**JOB**. Review the lines that follow and copy each one that contains the word "этот".

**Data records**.
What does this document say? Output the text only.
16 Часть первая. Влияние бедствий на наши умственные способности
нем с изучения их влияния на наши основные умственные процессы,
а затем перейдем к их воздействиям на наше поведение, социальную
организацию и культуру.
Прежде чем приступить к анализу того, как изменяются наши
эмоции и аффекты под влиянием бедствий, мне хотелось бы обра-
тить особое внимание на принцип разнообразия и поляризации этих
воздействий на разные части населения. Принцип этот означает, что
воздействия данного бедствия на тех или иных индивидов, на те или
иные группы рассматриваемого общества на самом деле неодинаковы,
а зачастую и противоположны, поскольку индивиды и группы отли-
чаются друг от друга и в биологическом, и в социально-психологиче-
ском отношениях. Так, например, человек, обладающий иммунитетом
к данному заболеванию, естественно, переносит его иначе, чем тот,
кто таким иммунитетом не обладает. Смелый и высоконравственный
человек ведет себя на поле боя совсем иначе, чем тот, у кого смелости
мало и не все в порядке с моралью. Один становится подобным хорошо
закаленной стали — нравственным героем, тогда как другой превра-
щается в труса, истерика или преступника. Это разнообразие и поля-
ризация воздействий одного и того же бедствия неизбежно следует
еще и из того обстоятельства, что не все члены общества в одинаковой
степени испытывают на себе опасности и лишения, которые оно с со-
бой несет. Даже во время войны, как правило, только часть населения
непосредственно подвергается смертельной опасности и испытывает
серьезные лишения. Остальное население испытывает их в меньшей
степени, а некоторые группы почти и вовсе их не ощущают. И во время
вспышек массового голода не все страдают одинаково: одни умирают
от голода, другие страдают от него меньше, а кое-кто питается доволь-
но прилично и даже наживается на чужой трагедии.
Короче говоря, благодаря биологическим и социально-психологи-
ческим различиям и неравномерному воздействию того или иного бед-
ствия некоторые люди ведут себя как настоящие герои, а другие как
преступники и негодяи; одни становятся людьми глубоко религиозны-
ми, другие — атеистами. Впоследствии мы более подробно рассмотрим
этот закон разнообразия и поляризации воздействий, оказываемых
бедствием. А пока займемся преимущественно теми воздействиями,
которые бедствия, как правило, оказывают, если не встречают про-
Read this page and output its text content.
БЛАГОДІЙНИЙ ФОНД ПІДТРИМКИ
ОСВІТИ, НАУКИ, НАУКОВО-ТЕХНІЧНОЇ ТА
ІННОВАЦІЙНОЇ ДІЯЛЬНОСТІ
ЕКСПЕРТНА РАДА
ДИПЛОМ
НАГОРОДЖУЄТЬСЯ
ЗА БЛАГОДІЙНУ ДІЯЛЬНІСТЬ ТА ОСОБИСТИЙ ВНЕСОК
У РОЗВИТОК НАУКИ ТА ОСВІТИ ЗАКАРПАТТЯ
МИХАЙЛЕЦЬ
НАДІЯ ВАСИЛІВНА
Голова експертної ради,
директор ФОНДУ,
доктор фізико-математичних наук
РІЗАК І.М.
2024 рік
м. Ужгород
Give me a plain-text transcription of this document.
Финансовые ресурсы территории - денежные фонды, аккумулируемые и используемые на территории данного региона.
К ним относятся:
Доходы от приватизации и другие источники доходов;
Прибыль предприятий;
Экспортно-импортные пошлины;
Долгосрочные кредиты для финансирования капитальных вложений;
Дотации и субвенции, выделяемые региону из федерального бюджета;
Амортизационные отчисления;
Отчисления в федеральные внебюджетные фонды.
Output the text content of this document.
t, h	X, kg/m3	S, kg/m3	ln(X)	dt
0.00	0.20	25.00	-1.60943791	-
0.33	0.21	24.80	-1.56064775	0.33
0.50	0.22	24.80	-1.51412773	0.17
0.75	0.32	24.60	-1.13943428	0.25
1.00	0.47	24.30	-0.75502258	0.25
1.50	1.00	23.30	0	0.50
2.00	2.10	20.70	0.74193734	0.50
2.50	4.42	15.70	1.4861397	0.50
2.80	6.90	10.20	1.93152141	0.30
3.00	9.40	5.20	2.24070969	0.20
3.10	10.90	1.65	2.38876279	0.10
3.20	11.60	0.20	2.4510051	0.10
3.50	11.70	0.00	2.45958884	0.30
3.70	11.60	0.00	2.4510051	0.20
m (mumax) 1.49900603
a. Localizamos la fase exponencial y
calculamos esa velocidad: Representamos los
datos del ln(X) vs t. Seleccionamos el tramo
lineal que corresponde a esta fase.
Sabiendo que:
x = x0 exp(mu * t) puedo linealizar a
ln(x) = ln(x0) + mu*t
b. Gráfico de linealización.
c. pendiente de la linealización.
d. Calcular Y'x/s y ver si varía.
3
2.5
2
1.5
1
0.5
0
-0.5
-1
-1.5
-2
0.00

**RESPONSE**.
воздействий на разные части населения. Принцип этот означает, что
этот закон разнообразия и поляризации воздействий, оказываемых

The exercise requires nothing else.